Each line should be copied exactly.

#### [SUPPLIED DATA]

══════════════════════════════

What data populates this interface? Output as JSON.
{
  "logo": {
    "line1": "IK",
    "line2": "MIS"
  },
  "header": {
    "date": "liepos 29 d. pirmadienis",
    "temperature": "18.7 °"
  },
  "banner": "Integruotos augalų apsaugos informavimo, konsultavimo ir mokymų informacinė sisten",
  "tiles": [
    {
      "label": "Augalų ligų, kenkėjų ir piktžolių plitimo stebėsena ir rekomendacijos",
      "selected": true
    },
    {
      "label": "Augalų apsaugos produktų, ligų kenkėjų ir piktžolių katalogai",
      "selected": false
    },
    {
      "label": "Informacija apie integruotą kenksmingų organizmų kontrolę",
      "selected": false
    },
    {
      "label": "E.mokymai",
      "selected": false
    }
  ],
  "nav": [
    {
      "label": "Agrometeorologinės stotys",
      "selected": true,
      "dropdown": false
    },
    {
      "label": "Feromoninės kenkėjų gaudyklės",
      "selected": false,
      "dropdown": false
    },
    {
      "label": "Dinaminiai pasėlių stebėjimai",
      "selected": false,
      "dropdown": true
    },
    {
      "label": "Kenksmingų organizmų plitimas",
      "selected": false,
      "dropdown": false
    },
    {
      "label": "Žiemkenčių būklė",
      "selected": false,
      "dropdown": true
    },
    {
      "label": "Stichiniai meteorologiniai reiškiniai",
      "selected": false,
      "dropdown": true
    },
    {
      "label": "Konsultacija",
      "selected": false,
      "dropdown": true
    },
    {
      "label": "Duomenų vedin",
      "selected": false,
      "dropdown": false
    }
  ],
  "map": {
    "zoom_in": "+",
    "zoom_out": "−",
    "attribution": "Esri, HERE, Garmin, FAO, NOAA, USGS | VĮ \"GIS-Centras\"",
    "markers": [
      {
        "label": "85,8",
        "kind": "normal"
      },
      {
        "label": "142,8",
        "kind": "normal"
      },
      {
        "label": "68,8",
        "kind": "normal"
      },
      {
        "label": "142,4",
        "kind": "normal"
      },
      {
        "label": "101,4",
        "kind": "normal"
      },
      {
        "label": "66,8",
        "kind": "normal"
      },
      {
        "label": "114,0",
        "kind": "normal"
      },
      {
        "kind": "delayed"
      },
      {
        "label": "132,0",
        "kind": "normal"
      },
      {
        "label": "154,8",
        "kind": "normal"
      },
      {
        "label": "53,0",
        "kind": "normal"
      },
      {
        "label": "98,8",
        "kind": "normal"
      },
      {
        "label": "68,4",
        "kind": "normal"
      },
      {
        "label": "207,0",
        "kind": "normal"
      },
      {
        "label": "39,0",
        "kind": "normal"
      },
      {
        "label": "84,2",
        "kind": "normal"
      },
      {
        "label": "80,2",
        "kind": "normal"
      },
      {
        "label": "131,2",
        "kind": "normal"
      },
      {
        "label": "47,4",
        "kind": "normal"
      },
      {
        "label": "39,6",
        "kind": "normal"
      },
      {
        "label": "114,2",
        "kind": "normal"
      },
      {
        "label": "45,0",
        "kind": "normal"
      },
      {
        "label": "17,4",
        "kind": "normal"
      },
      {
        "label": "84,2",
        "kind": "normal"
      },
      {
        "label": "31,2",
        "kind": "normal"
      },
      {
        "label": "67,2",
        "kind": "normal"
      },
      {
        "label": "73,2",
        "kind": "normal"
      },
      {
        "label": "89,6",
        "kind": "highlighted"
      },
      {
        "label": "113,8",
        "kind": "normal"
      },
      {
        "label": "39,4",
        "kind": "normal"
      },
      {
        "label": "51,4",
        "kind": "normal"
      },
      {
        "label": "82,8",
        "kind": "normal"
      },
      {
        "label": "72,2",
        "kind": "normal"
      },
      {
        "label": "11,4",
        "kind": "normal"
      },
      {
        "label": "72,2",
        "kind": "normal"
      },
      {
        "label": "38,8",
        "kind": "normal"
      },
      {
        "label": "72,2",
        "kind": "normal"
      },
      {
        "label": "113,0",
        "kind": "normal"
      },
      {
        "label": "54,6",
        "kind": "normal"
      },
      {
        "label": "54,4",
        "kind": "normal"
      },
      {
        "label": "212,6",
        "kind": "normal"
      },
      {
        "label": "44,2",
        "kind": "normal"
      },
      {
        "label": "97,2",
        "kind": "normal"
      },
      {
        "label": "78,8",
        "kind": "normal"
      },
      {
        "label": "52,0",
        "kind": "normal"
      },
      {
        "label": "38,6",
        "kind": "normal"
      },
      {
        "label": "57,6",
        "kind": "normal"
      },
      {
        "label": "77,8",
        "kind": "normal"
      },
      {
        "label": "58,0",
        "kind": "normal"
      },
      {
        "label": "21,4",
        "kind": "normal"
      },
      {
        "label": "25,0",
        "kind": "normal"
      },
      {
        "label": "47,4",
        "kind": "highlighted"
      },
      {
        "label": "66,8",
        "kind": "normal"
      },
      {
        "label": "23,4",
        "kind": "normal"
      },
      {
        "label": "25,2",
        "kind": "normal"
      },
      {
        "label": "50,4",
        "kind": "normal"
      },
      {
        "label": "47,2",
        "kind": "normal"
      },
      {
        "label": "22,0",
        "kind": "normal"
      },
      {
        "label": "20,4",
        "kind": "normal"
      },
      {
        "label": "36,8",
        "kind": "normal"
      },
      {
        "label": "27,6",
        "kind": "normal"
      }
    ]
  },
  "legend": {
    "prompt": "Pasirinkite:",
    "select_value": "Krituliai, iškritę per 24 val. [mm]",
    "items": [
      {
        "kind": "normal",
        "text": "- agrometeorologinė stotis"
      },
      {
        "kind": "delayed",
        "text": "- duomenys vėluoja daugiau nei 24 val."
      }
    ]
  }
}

══════════════════════════════

#### [OUTPUT]
What data populates this interface? Output as JSON.
{
  "logo": {
    "line1": "IK",
    "line2": "MIS"
  },
  "header": {
    "date": "liepos 29 d. pirmadienis",
    "temperature": "18.7 °"
  },
  "banner": "Integruotos augalų apsaugos informavimo, konsultavimo ir mokymų informacinė sisten",
  "tiles": [
    {
      "label": "Augalų ligų, kenkėjų ir piktžolių plitimo stebėsena ir rekomendacijos",
      "selected": true
    },
    {
      "label": "Augalų apsaugos produktų, ligų kenkėjų ir piktžolių katalogai",
      "selected": false
    },
    {
      "label": "Informacija apie integruotą kenksmingų organizmų kontrolę",
      "selected": false
    },
    {
      "label": "E.mokymai",
      "selected": false
    }
  ],
  "nav": [
    {
      "label": "Agrometeorologinės stotys",
      "selected": true,
      "dropdown": false
    },
    {
      "label": "Feromoninės kenkėjų gaudyklės",
      "selected": false,
      "dropdown": false
    },
    {
      "label": "Dinaminiai pasėlių stebėjimai",
      "selected": false,
      "dropdown": true
    },
    {
      "label": "Kenksmingų organizmų plitimas",
      "selected": false,
      "dropdown": false
    },
    {
      "label": "Žiemkenčių būklė",
      "selected": false,
      "dropdown": true
    },
    {
      "label": "Stichiniai meteorologiniai reiškiniai",
      "selected": false,
      "dropdown": true
    },
    {
      "label": "Konsultacija",
      "selected": false,
      "dropdown": true
    },
    {
      "label": "Duomenų vedin",
      "selected": false,
      "dropdown": false
    }
  ],
  "map": {
    "zoom_in": "+",
    "zoom_out": "−",
    "attribution": "Esri, HERE, Garmin, FAO, NOAA, USGS | VĮ \"GIS-Centras\"",
    "markers": [
      {
        "label": "85,8",
        "kind": "normal"
      },
      {
        "label": "142,8",
        "kind": "normal"
      },
      {
        "label": "68,8",
        "kind": "normal"
      },
      {
        "label": "142,4",
        "kind": "normal"
      },
      {
        "label": "101,4",
        "kind": "normal"
      },
      {
        "label": "66,8",
        "kind": "normal"
      },
      {
        "label": "114,0",
        "kind": "normal"
      },
      {
        "kind": "delayed"
      },
      {
        "label": "132,0",
        "kind": "normal"
      },
      {
        "label": "154,8",
        "kind": "normal"
      },
      {
        "label": "53,0",
        "kind": "normal"
      },
      {
        "label": "98,8",
        "kind": "normal"
      },
      {
        "label": "68,4",
        "kind": "normal"
      },
      {
        "label": "207,0",
        "kind": "normal"
      },
      {
        "label": "39,0",
        "kind": "normal"
      },
      {
        "label": "84,2",
        "kind": "normal"
      },
      {
        "label": "80,2",
        "kind": "normal"
      },
      {
        "label": "131,2",
        "kind": "normal"
      },
      {
        "label": "47,4",
        "kind": "normal"
      },
      {
        "label": "39,6",
        "kind": "normal"
      },
      {
        "label": "114,2",
        "kind": "normal"
      },
      {
        "label": "45,0",
        "kind": "normal"
      },
      {
        "label": "17,4",
        "kind": "normal"
      },
      {
        "label": "84,2",
        "kind": "normal"
      },
      {
        "label": "31,2",
        "kind": "normal"
      },
      {
        "label": "67,2",
        "kind": "normal"
      },
      {
        "label": "73,2",
        "kind": "normal"
      },
      {
        "label": "89,6",
        "kind": "highlighted"
      },
      {
        "label": "113,8",
        "kind": "normal"
      },
      {
        "label": "39,4",
        "kind": "normal"
      },
      {
        "label": "51,4",
        "kind": "normal"
      },
      {
        "label": "82,8",
        "kind": "normal"
      },
      {
        "label": "72,2",
        "kind": "normal"
      },
      {
        "label": "11,4",
        "kind": "normal"
      },
      {
        "label": "72,2",
        "kind": "normal"
      },
      {
        "label": "38,8",
        "kind": "normal"
      },
      {
        "label": "72,2",
        "kind": "normal"
      },
      {
        "label": "113,0",
        "kind": "normal"
      },
      {
        "label": "54,6",
        "kind": "normal"
      },
      {
        "label": "54,4",
        "kind": "normal"
      },
      {
        "label": "212,6",
        "kind": "normal"
      },
      {
        "label": "44,2",
        "kind": "normal"
      },
      {
        "label": "97,2",
        "kind": "normal"
      },
      {
        "label": "78,8",
        "kind": "normal"
      },
      {
        "label": "52,0",
        "kind": "normal"
      },
      {
        "label": "38,6",
        "kind": "normal"
      },
      {
        "label": "57,6",
        "kind": "normal"
      },
      {
        "label": "77,8",
        "kind": "normal"
      },
      {
        "label": "58,0",
        "kind": "normal"
      },
      {
        "label": "21,4",
        "kind": "normal"
      },
      {
        "label": "25,0",
        "kind": "normal"
      },
      {
        "label": "47,4",
        "kind": "highlighted"
      },
      {
        "label": "66,8",
        "kind": "normal"
      },
      {
        "label": "23,4",
        "kind": "normal"
      },
      {
        "label": "25,2",
        "kind": "normal"
      },
      {
        "label": "50,4",
        "kind": "normal"
      },
      {
        "label": "47,2",
        "kind": "normal"
      },
      {
        "label": "22,0",
        "kind": "normal"
      },
      {
        "label": "20,4",
        "kind": "normal"
      },
      {
        "label": "36,8",
        "kind": "normal"
      },
      {
        "label": "27,6",
        "kind": "normal"
      }
    ]
  },
  "legend": {
    "prompt": "Pasirinkite:",
    "select_value": "Krituliai, iškritę per 24 val. [mm]",
    "items": [
      {
        "kind": "normal",
        "text": "- agrometeorologinė stotis"
      },
      {
        "kind": "delayed",
        "text": "- duomenys vėluoja daugiau nei 24 val."
      }
    ]
  }
}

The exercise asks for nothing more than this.